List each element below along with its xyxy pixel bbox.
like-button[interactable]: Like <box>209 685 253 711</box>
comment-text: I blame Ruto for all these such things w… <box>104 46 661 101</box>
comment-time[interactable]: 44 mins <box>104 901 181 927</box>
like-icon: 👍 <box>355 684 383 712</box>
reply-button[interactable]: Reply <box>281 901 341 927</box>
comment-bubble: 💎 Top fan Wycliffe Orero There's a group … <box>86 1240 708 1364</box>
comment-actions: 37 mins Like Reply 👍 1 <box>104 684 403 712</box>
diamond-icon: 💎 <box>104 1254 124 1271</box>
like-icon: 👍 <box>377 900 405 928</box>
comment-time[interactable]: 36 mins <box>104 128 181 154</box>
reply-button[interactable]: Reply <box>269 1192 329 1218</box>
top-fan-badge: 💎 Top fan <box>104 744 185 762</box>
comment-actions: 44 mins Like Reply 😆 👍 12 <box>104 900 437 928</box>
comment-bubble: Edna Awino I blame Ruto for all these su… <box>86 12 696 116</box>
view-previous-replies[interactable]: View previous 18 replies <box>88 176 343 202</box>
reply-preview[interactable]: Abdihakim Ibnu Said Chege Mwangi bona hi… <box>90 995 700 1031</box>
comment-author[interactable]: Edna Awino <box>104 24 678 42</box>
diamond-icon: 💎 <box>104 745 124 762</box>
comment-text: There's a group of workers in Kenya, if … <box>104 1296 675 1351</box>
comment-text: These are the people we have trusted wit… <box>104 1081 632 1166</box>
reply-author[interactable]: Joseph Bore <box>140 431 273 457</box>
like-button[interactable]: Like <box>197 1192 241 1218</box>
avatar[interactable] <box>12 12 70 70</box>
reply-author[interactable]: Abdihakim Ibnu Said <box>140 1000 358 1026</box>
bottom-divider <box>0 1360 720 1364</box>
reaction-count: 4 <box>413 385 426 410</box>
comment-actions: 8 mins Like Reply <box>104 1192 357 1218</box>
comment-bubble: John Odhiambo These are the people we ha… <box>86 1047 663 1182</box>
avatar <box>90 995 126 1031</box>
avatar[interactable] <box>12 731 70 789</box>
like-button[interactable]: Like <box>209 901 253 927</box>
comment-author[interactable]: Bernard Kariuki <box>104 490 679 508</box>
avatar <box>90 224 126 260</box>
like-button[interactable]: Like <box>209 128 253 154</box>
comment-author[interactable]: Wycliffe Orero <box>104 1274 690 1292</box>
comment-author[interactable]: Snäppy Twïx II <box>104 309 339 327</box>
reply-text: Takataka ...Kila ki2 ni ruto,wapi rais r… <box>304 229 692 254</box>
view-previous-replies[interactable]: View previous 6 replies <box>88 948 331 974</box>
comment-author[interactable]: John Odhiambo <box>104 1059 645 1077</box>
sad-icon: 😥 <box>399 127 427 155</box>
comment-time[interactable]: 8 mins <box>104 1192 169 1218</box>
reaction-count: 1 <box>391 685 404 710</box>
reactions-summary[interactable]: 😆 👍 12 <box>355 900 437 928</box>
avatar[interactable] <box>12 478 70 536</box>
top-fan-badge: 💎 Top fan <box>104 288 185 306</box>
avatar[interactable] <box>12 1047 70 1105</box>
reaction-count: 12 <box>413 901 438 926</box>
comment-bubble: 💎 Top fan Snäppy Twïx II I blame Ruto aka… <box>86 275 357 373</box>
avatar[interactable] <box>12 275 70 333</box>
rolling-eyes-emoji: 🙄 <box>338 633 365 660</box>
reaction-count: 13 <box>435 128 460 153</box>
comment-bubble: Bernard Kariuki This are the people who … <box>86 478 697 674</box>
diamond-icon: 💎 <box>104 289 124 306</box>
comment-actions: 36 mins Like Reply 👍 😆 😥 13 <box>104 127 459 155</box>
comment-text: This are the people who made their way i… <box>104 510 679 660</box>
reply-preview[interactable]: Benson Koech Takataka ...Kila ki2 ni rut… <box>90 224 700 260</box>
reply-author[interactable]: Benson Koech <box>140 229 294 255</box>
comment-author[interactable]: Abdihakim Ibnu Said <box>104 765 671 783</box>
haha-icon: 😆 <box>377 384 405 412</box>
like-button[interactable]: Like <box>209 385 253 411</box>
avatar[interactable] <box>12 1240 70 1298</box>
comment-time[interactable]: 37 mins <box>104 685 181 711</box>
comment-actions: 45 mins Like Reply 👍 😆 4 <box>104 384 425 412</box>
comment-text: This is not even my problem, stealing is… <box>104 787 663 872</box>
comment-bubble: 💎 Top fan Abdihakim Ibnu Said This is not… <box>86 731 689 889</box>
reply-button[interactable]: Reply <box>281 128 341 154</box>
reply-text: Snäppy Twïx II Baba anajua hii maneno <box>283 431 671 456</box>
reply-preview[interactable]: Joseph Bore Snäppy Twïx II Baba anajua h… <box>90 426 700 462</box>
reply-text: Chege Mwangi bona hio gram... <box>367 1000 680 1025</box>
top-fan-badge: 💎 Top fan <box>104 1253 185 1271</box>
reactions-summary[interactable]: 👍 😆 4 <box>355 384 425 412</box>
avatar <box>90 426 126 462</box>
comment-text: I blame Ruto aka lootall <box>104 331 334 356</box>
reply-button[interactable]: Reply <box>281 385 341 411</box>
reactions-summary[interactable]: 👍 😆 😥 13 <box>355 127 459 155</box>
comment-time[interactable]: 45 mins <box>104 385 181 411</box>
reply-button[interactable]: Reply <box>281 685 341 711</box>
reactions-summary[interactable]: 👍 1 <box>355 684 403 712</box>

──────────────────────────────

## WORK TO BE COMPLETED
Copy all the items above again, swapping "reply-button" for "reply-link" wherever it appears and leaving the rest untouched.

## TASK RESPONSE
List each element below along with its xyxy pixel bbox.
like-button[interactable]: Like <box>209 685 253 711</box>
comment-text: I blame Ruto for all these such things w… <box>104 46 661 101</box>
comment-time[interactable]: 44 mins <box>104 901 181 927</box>
like-icon: 👍 <box>355 684 383 712</box>
reply-link[interactable]: Reply <box>281 901 341 927</box>
comment-bubble: 💎 Top fan Wycliffe Orero There's a group … <box>86 1240 708 1364</box>
comment-actions: 37 mins Like Reply 👍 1 <box>104 684 403 712</box>
diamond-icon: 💎 <box>104 1254 124 1271</box>
like-icon: 👍 <box>377 900 405 928</box>
comment-time[interactable]: 36 mins <box>104 128 181 154</box>
reply-link[interactable]: Reply <box>269 1192 329 1218</box>
top-fan-badge: 💎 Top fan <box>104 744 185 762</box>
comment-actions: 44 mins Like Reply 😆 👍 12 <box>104 900 437 928</box>
comment-bubble: Edna Awino I blame Ruto for all these su… <box>86 12 696 116</box>
view-previous-replies[interactable]: View previous 18 replies <box>88 176 343 202</box>
reply-preview[interactable]: Abdihakim Ibnu Said Chege Mwangi bona hi… <box>90 995 700 1031</box>
comment-author[interactable]: Edna Awino <box>104 24 678 42</box>
diamond-icon: 💎 <box>104 745 124 762</box>
comment-text: There's a group of workers in Kenya, if … <box>104 1296 675 1351</box>
comment-text: These are the people we have trusted wit… <box>104 1081 632 1166</box>
reply-author[interactable]: Joseph Bore <box>140 431 273 457</box>
like-button[interactable]: Like <box>197 1192 241 1218</box>
avatar[interactable] <box>12 12 70 70</box>
reply-author[interactable]: Abdihakim Ibnu Said <box>140 1000 358 1026</box>
bottom-divider <box>0 1360 720 1364</box>
reaction-count: 4 <box>413 385 426 410</box>
comment-actions: 8 mins Like Reply <box>104 1192 357 1218</box>
comment-bubble: John Odhiambo These are the people we ha… <box>86 1047 663 1182</box>
avatar <box>90 995 126 1031</box>
avatar[interactable] <box>12 731 70 789</box>
like-button[interactable]: Like <box>209 901 253 927</box>
comment-author[interactable]: Bernard Kariuki <box>104 490 679 508</box>
avatar <box>90 224 126 260</box>
like-button[interactable]: Like <box>209 128 253 154</box>
comment-author[interactable]: Wycliffe Orero <box>104 1274 690 1292</box>
comment-author[interactable]: Snäppy Twïx II <box>104 309 339 327</box>
reply-text: Takataka ...Kila ki2 ni ruto,wapi rais r… <box>304 229 692 254</box>
view-previous-replies[interactable]: View previous 6 replies <box>88 948 331 974</box>
comment-author[interactable]: John Odhiambo <box>104 1059 645 1077</box>
sad-icon: 😥 <box>399 127 427 155</box>
comment-time[interactable]: 8 mins <box>104 1192 169 1218</box>
reaction-count: 1 <box>391 685 404 710</box>
reactions-summary[interactable]: 😆 👍 12 <box>355 900 437 928</box>
avatar[interactable] <box>12 478 70 536</box>
top-fan-badge: 💎 Top fan <box>104 288 185 306</box>
avatar[interactable] <box>12 1047 70 1105</box>
reaction-count: 12 <box>413 901 438 926</box>
comment-bubble: 💎 Top fan Snäppy Twïx II I blame Ruto aka… <box>86 275 357 373</box>
avatar[interactable] <box>12 275 70 333</box>
rolling-eyes-emoji: 🙄 <box>338 633 365 660</box>
reaction-count: 13 <box>435 128 460 153</box>
comment-bubble: Bernard Kariuki This are the people who … <box>86 478 697 674</box>
diamond-icon: 💎 <box>104 289 124 306</box>
comment-actions: 36 mins Like Reply 👍 😆 😥 13 <box>104 127 459 155</box>
comment-text: This are the people who made their way i… <box>104 510 679 660</box>
reply-preview[interactable]: Benson Koech Takataka ...Kila ki2 ni rut… <box>90 224 700 260</box>
reply-author[interactable]: Benson Koech <box>140 229 294 255</box>
comment-author[interactable]: Abdihakim Ibnu Said <box>104 765 671 783</box>
haha-icon: 😆 <box>377 384 405 412</box>
like-button[interactable]: Like <box>209 385 253 411</box>
avatar[interactable] <box>12 1240 70 1298</box>
comment-time[interactable]: 37 mins <box>104 685 181 711</box>
comment-actions: 45 mins Like Reply 👍 😆 4 <box>104 384 425 412</box>
comment-text: This is not even my problem, stealing is… <box>104 787 663 872</box>
comment-bubble: 💎 Top fan Abdihakim Ibnu Said This is not… <box>86 731 689 889</box>
reply-link[interactable]: Reply <box>281 128 341 154</box>
reply-text: Snäppy Twïx II Baba anajua hii maneno <box>283 431 671 456</box>
reply-preview[interactable]: Joseph Bore Snäppy Twïx II Baba anajua h… <box>90 426 700 462</box>
reply-text: Chege Mwangi bona hio gram... <box>367 1000 680 1025</box>
top-fan-badge: 💎 Top fan <box>104 1253 185 1271</box>
reactions-summary[interactable]: 👍 😆 4 <box>355 384 425 412</box>
avatar <box>90 426 126 462</box>
comment-text: I blame Ruto aka lootall <box>104 331 334 356</box>
reply-link[interactable]: Reply <box>281 385 341 411</box>
reactions-summary[interactable]: 👍 😆 😥 13 <box>355 127 459 155</box>
comment-time[interactable]: 45 mins <box>104 385 181 411</box>
reply-link[interactable]: Reply <box>281 685 341 711</box>
reactions-summary[interactable]: 👍 1 <box>355 684 403 712</box>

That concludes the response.